DESCRIPTION OF THE TASK →
Count how many lines contain "Thursday" and reply with that number only.

ENTRIES →
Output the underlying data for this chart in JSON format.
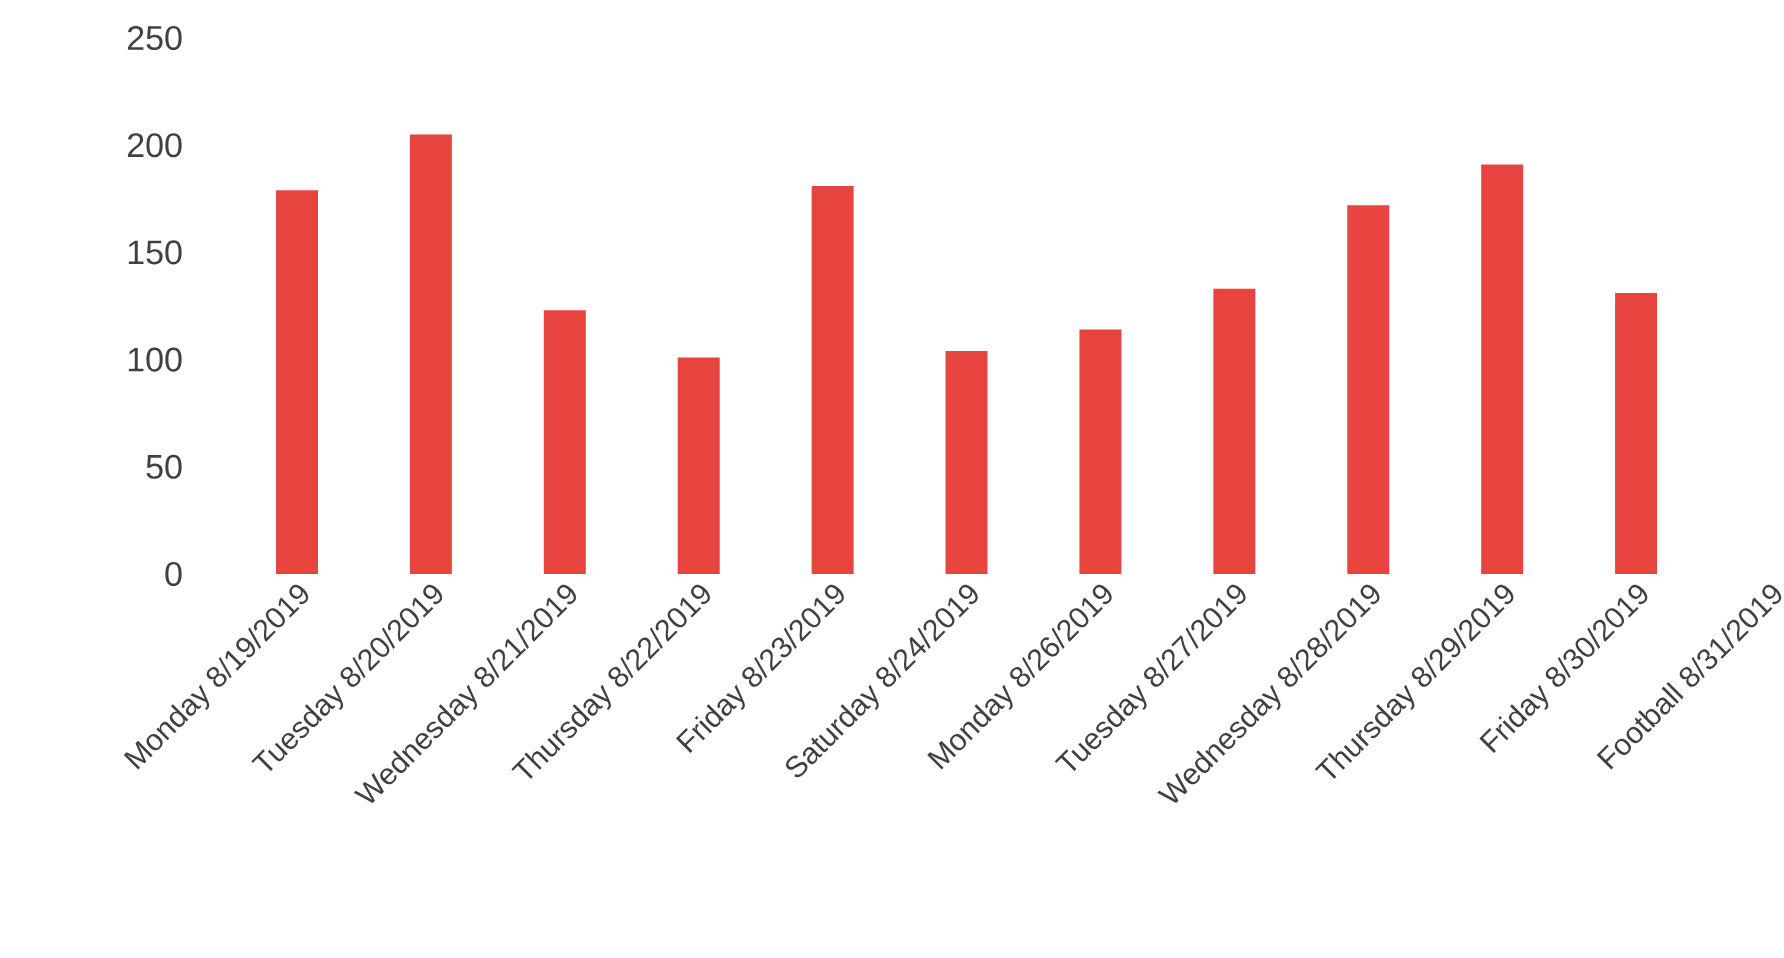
{
  "chart_data": {
    "type": "bar",
    "categories": [
      "Monday 8/19/2019",
      "Tuesday 8/20/2019",
      "Wednesday 8/21/2019",
      "Thursday 8/22/2019",
      "Friday 8/23/2019",
      "Saturday 8/24/2019",
      "Monday 8/26/2019",
      "Tuesday 8/27/2019",
      "Wednesday 8/28/2019",
      "Thursday 8/29/2019",
      "Friday 8/30/2019",
      "Football 8/31/2019"
    ],
    "values": [
      179,
      205,
      123,
      101,
      181,
      104,
      114,
      133,
      172,
      191,
      131,
      null
    ],
    "color": "#e8443f",
    "ylim": [
      0,
      250
    ],
    "yticks": [
      0,
      50,
      100,
      150,
      200,
      250
    ]
  }
}
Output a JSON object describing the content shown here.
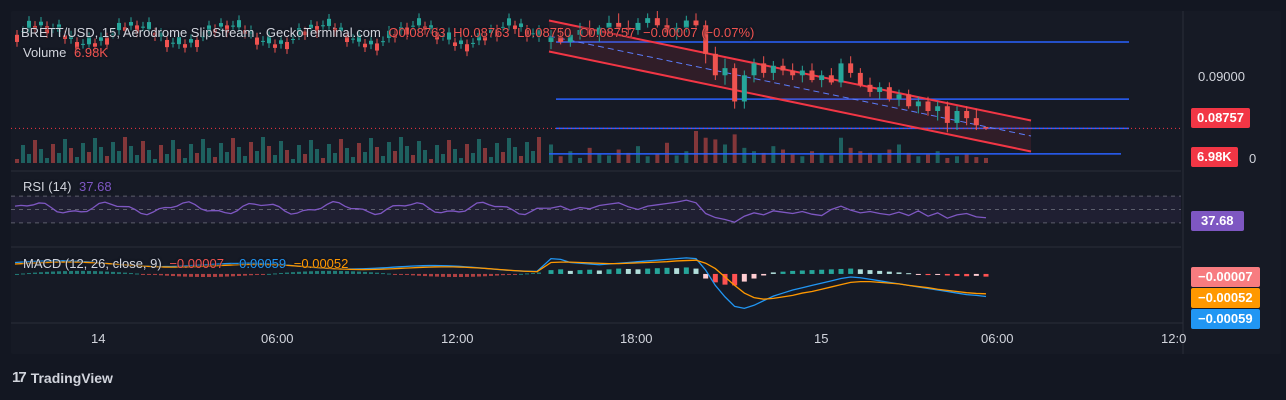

REPLY →
2